RAW RECORDS:
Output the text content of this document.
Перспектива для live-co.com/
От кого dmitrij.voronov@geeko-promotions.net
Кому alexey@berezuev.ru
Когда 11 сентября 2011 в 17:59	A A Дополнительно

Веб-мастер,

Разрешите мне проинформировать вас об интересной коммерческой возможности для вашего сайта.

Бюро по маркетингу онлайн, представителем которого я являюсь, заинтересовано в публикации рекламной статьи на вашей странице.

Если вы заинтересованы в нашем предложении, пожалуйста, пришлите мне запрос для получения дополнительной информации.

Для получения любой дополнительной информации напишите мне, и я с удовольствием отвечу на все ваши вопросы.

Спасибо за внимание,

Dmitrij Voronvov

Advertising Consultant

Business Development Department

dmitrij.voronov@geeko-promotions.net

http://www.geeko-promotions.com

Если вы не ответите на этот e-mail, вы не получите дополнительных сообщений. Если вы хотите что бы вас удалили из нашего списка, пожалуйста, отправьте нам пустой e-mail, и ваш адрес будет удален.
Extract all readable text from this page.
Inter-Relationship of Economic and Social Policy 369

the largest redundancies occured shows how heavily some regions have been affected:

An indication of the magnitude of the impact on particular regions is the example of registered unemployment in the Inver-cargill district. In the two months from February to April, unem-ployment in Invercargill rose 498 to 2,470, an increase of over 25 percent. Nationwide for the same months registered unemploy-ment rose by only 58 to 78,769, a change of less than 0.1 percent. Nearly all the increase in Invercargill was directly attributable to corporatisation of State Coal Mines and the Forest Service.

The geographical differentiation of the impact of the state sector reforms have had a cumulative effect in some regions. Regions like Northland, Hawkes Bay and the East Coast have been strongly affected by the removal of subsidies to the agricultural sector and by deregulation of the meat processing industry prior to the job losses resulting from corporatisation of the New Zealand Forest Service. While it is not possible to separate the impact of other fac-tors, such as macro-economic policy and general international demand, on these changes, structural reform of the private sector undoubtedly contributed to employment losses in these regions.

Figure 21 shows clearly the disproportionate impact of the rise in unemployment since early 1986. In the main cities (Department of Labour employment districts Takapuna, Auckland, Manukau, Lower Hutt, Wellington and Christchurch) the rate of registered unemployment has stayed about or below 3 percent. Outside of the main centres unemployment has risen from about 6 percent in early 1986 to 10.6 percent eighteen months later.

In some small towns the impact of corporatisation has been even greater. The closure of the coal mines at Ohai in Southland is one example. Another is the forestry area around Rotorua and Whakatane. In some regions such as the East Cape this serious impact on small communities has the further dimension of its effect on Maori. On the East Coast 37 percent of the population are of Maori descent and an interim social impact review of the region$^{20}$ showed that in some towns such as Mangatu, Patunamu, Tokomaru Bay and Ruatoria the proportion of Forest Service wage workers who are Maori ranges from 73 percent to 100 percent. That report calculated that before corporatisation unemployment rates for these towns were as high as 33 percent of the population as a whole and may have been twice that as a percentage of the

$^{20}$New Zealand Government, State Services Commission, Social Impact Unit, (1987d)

AIM OF THE TASK: Repeat the entries above exactly, leaving nothing out.

CORRECT RESPONSE:
Output the text content of this document.
Перспектива для live-co.com/
От кого dmitrij.voronov@geeko-promotions.net
Кому alexey@berezuev.ru
Когда 11 сентября 2011 в 17:59	A A Дополнительно

Веб-мастер,

Разрешите мне проинформировать вас об интересной коммерческой возможности для вашего сайта.

Бюро по маркетингу онлайн, представителем которого я являюсь, заинтересовано в публикации рекламной статьи на вашей странице.

Если вы заинтересованы в нашем предложении, пожалуйста, пришлите мне запрос для получения дополнительной информации.

Для получения любой дополнительной информации напишите мне, и я с удовольствием отвечу на все ваши вопросы.

Спасибо за внимание,

Dmitrij Voronvov

Advertising Consultant

Business Development Department

dmitrij.voronov@geeko-promotions.net

http://www.geeko-promotions.com

Если вы не ответите на этот e-mail, вы не получите дополнительных сообщений. Если вы хотите что бы вас удалили из нашего списка, пожалуйста, отправьте нам пустой e-mail, и ваш адрес будет удален.
Extract all readable text from this page.
Inter-Relationship of Economic and Social Policy 369

the largest redundancies occured shows how heavily some regions have been affected:

An indication of the magnitude of the impact on particular regions is the example of registered unemployment in the Inver-cargill district. In the two months from February to April, unem-ployment in Invercargill rose 498 to 2,470, an increase of over 25 percent. Nationwide for the same months registered unemploy-ment rose by only 58 to 78,769, a change of less than 0.1 percent. Nearly all the increase in Invercargill was directly attributable to corporatisation of State Coal Mines and the Forest Service.

The geographical differentiation of the impact of the state sector reforms have had a cumulative effect in some regions. Regions like Northland, Hawkes Bay and the East Coast have been strongly affected by the removal of subsidies to the agricultural sector and by deregulation of the meat processing industry prior to the job losses resulting from corporatisation of the New Zealand Forest Service. While it is not possible to separate the impact of other fac-tors, such as macro-economic policy and general international demand, on these changes, structural reform of the private sector undoubtedly contributed to employment losses in these regions.

Figure 21 shows clearly the disproportionate impact of the rise in unemployment since early 1986. In the main cities (Department of Labour employment districts Takapuna, Auckland, Manukau, Lower Hutt, Wellington and Christchurch) the rate of registered unemployment has stayed about or below 3 percent. Outside of the main centres unemployment has risen from about 6 percent in early 1986 to 10.6 percent eighteen months later.

In some small towns the impact of corporatisation has been even greater. The closure of the coal mines at Ohai in Southland is one example. Another is the forestry area around Rotorua and Whakatane. In some regions such as the East Cape this serious impact on small communities has the further dimension of its effect on Maori. On the East Coast 37 percent of the population are of Maori descent and an interim social impact review of the region$^{20}$ showed that in some towns such as Mangatu, Patunamu, Tokomaru Bay and Ruatoria the proportion of Forest Service wage workers who are Maori ranges from 73 percent to 100 percent. That report calculated that before corporatisation unemployment rates for these towns were as high as 33 percent of the population as a whole and may have been twice that as a percentage of the

$^{20}$New Zealand Government, State Services Commission, Social Impact Unit, (1987d)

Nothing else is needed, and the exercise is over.